The problem =>
Rewrite the lines from the one with "colorbar-tick--2: -2 <box>545" to the one with "australia-coastline <box>307 317" as a JSON list of strings, one string per line.

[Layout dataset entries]
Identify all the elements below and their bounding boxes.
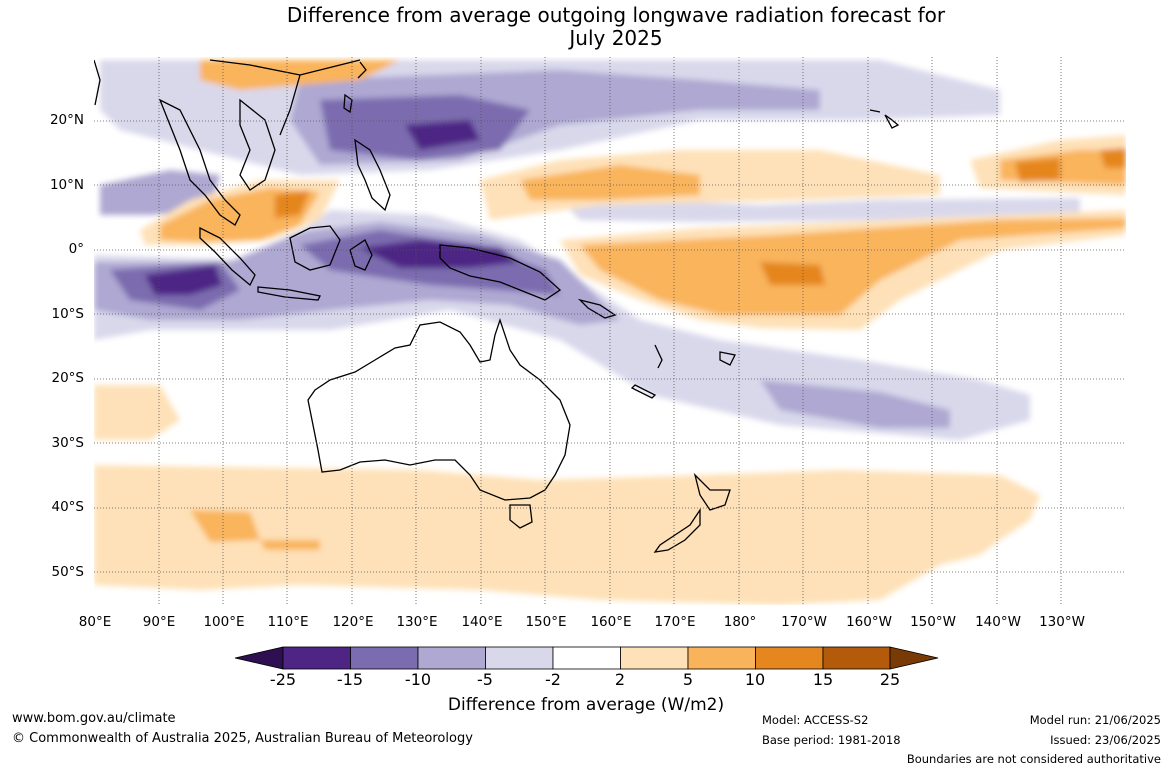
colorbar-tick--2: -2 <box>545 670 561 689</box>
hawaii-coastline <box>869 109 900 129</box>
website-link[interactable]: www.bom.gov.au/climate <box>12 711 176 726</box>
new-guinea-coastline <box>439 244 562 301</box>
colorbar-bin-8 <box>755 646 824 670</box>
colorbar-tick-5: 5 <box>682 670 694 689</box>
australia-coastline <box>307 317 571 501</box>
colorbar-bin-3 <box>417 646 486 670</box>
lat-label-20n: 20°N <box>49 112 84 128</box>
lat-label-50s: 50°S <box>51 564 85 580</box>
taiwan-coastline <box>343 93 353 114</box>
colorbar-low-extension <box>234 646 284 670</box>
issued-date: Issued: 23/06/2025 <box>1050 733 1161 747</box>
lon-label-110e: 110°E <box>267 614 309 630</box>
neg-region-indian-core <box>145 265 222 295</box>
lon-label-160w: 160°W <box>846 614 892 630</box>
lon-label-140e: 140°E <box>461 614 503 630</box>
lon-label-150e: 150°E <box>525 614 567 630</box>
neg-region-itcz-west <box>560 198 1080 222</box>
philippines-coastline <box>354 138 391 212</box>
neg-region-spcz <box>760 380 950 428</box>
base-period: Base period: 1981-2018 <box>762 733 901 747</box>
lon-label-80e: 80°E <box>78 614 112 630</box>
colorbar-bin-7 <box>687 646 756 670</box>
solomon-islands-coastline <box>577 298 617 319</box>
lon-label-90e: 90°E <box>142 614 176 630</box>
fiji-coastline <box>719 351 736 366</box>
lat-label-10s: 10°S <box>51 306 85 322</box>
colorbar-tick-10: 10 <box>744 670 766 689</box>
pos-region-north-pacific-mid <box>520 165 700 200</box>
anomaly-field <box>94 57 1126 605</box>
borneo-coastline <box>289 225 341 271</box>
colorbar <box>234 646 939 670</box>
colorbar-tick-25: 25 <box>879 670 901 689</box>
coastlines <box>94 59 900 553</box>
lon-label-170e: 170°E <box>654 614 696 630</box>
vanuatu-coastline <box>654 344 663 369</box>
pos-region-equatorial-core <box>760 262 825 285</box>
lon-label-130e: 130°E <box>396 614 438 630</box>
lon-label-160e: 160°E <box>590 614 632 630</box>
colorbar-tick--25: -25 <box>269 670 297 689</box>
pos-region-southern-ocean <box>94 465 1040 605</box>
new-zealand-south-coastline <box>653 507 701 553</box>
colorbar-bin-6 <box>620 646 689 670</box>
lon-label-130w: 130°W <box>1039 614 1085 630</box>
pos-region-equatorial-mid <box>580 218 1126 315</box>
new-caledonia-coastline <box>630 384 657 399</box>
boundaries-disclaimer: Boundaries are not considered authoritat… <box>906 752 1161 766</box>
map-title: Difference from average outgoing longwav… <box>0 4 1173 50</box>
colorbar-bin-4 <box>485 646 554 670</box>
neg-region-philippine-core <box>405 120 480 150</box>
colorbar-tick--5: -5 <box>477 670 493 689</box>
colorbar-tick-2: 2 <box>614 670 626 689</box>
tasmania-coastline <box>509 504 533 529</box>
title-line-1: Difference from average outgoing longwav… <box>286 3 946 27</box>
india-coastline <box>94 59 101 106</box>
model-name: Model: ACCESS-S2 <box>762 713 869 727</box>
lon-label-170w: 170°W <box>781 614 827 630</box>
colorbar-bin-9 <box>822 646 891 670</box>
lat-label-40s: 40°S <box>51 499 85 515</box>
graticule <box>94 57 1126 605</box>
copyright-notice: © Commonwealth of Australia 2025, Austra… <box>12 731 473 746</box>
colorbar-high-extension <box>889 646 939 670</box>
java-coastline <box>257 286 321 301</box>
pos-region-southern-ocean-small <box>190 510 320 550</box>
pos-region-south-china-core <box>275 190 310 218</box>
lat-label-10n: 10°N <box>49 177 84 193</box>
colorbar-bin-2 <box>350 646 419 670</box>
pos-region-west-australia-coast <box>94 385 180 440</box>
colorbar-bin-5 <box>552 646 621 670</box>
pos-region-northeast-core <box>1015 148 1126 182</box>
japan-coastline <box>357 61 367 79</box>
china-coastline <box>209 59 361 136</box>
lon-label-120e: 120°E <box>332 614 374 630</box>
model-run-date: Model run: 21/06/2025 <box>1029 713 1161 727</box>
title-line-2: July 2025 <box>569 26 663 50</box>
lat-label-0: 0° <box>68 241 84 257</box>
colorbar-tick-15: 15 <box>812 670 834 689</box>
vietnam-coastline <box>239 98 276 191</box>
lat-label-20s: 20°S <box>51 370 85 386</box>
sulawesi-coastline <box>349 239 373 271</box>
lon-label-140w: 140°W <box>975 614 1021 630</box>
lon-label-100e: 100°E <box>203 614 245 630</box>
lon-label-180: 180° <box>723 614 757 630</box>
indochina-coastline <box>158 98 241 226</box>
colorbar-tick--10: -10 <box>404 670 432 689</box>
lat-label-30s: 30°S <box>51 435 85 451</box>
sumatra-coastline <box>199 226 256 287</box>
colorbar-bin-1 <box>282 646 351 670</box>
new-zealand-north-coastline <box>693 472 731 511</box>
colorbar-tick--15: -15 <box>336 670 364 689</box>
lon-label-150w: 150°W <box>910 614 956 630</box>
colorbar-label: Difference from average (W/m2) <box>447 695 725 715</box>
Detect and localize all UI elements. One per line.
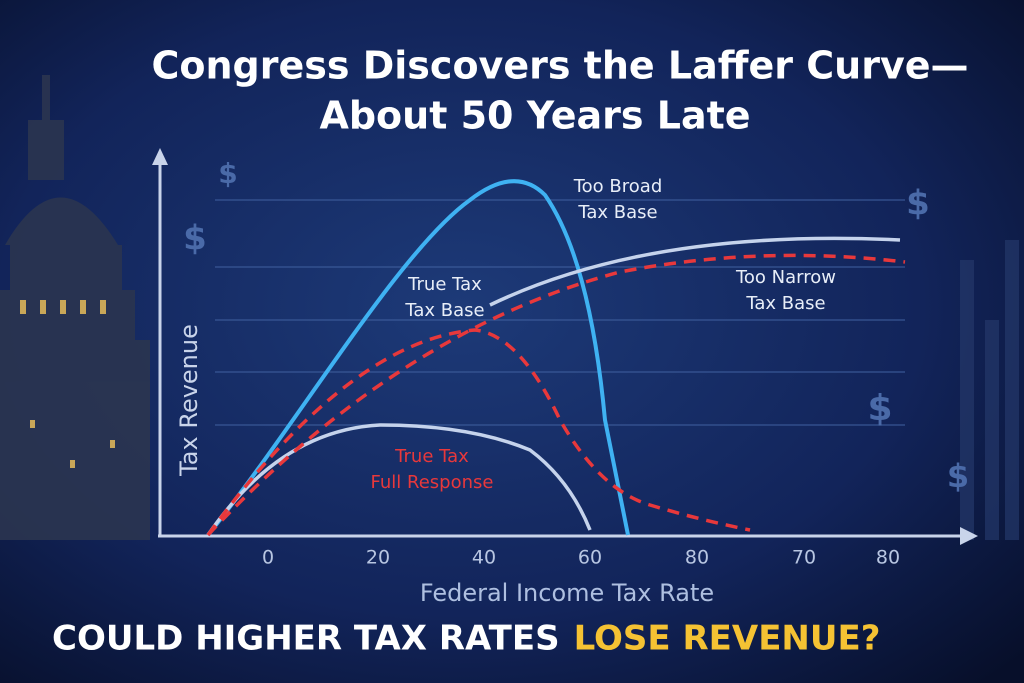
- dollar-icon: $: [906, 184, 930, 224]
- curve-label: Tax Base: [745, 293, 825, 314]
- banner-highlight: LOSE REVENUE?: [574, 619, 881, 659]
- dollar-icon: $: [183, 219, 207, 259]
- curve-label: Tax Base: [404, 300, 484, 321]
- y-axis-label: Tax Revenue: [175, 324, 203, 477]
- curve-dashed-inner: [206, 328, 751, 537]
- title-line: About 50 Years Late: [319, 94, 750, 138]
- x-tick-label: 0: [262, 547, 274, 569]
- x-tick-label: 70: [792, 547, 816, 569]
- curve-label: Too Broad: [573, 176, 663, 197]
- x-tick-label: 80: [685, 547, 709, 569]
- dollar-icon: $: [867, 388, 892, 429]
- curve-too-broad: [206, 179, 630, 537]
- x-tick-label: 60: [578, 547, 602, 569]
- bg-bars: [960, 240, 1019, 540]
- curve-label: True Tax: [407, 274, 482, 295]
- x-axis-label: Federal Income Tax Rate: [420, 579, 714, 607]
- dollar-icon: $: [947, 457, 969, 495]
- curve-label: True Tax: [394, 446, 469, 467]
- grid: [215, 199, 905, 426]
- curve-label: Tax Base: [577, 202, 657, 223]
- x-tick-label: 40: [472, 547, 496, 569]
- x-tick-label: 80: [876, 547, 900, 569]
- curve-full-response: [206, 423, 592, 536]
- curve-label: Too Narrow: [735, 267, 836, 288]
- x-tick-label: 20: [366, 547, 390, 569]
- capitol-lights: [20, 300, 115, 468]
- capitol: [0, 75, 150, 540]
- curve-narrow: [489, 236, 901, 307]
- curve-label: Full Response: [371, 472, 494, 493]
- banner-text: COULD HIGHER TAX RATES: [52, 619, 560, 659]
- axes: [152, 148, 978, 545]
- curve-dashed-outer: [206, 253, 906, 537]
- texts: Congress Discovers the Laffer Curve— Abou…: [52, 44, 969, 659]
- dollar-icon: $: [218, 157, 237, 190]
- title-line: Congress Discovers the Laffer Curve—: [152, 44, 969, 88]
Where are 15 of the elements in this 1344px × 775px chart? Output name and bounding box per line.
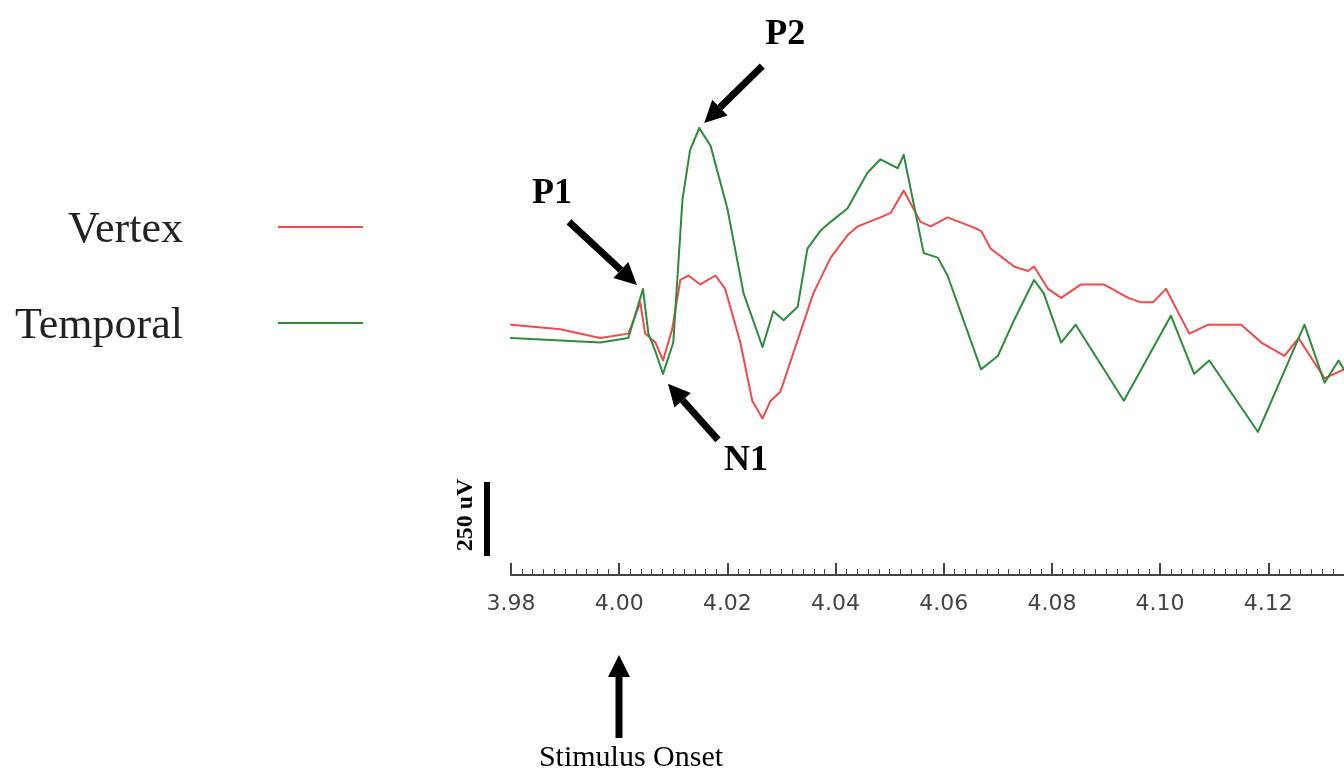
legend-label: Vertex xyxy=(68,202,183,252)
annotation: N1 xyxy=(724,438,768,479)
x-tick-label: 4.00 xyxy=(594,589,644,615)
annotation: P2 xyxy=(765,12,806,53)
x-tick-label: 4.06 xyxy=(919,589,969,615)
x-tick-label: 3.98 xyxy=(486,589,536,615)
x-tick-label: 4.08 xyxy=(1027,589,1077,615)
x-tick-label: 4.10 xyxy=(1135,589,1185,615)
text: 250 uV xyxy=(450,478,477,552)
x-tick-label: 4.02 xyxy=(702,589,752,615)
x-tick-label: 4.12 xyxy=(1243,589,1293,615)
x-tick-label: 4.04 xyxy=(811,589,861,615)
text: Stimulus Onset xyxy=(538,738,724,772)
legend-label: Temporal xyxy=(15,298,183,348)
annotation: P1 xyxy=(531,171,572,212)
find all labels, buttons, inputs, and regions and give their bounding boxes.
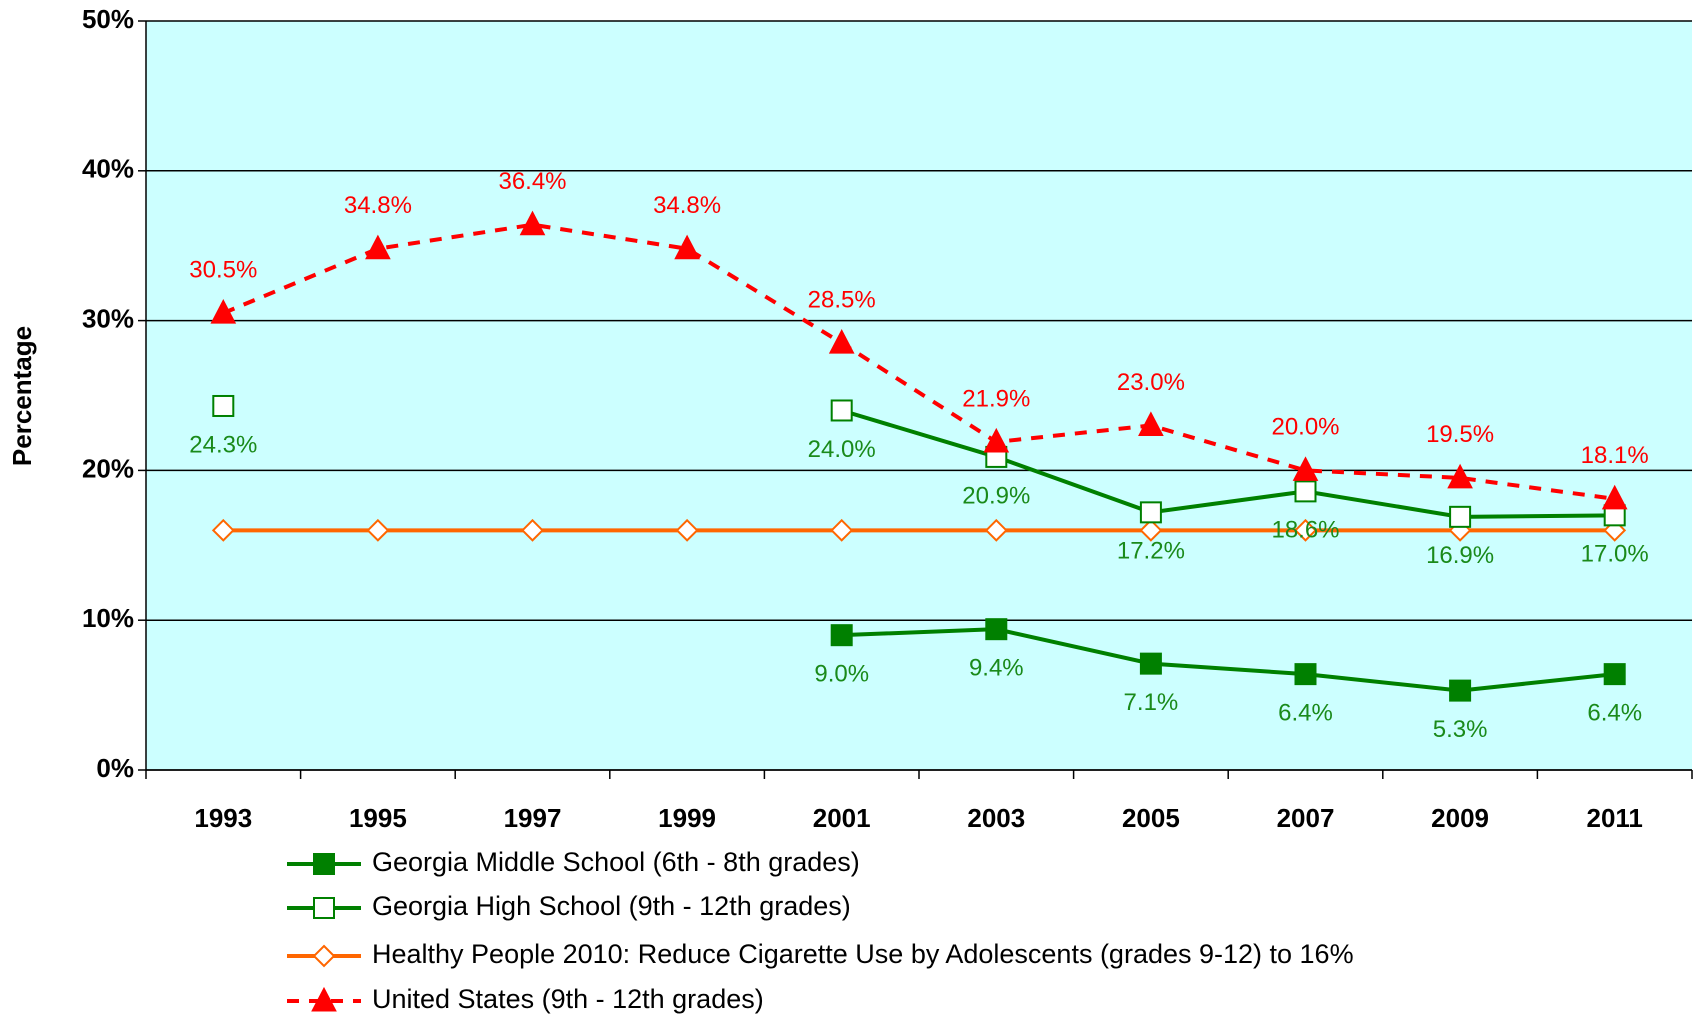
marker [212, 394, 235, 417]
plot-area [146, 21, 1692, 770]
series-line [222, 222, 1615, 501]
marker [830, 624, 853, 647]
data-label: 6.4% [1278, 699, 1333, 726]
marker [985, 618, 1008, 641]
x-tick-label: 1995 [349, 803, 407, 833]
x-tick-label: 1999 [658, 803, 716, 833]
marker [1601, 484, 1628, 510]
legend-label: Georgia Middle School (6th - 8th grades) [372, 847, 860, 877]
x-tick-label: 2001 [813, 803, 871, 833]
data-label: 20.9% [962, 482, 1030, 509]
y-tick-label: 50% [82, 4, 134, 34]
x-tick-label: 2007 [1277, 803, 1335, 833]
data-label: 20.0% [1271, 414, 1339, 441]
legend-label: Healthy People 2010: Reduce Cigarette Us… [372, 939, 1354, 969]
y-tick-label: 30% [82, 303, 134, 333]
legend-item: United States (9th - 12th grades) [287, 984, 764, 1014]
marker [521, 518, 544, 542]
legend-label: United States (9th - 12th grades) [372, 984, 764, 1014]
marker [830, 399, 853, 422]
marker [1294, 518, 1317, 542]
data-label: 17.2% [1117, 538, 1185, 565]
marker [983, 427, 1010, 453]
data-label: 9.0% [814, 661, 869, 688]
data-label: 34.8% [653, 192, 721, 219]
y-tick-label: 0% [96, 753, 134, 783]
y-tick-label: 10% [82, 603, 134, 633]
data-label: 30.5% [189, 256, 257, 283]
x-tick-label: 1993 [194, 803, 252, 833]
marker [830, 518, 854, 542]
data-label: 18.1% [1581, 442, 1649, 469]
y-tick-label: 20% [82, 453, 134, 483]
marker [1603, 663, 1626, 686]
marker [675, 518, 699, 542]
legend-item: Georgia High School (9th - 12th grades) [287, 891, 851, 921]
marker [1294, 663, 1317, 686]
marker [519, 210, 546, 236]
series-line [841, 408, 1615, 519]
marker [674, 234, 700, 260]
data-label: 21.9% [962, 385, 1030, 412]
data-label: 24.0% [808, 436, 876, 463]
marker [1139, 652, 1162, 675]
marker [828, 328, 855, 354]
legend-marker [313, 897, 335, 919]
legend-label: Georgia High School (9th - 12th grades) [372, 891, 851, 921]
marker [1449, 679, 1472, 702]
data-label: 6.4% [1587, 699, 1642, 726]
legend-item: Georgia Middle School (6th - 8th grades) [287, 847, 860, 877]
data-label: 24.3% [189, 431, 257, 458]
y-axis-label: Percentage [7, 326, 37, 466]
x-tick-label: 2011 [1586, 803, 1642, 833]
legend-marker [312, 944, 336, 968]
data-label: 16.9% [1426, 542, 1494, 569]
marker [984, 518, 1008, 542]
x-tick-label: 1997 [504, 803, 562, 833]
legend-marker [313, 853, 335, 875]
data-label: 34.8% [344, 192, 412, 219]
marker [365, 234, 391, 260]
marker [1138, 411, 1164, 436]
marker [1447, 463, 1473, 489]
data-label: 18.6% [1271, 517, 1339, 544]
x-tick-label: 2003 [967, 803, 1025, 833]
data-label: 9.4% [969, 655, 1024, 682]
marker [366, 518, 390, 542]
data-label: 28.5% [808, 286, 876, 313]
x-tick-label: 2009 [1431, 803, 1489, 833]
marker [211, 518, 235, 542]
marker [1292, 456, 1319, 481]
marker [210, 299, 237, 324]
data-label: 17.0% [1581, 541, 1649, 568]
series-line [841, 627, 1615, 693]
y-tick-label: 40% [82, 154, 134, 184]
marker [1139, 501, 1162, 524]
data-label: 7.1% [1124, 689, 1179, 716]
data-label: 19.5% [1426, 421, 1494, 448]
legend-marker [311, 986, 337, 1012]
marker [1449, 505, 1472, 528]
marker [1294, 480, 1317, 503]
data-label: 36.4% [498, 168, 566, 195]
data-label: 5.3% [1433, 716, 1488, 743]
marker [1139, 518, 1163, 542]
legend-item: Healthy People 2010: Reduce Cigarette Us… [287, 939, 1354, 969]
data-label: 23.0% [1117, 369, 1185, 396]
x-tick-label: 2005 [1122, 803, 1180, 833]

Solution for this exercise =>
[
  "colorbar-tick--2: -2 <box>545 670 561 689</box>",
  "hawaii-coastline <box>869 109 900 129</box>",
  "website-link[interactable]: www.bom.gov.au/climate <box>12 711 176 726</box>",
  "new-guinea-coastline <box>439 244 562 301</box>",
  "colorbar-bin-8 <box>755 646 824 670</box>",
  "colorbar-tick-5: 5 <box>682 670 694 689</box>",
  "australia-coastline <box>307 317 571 501</box>"
]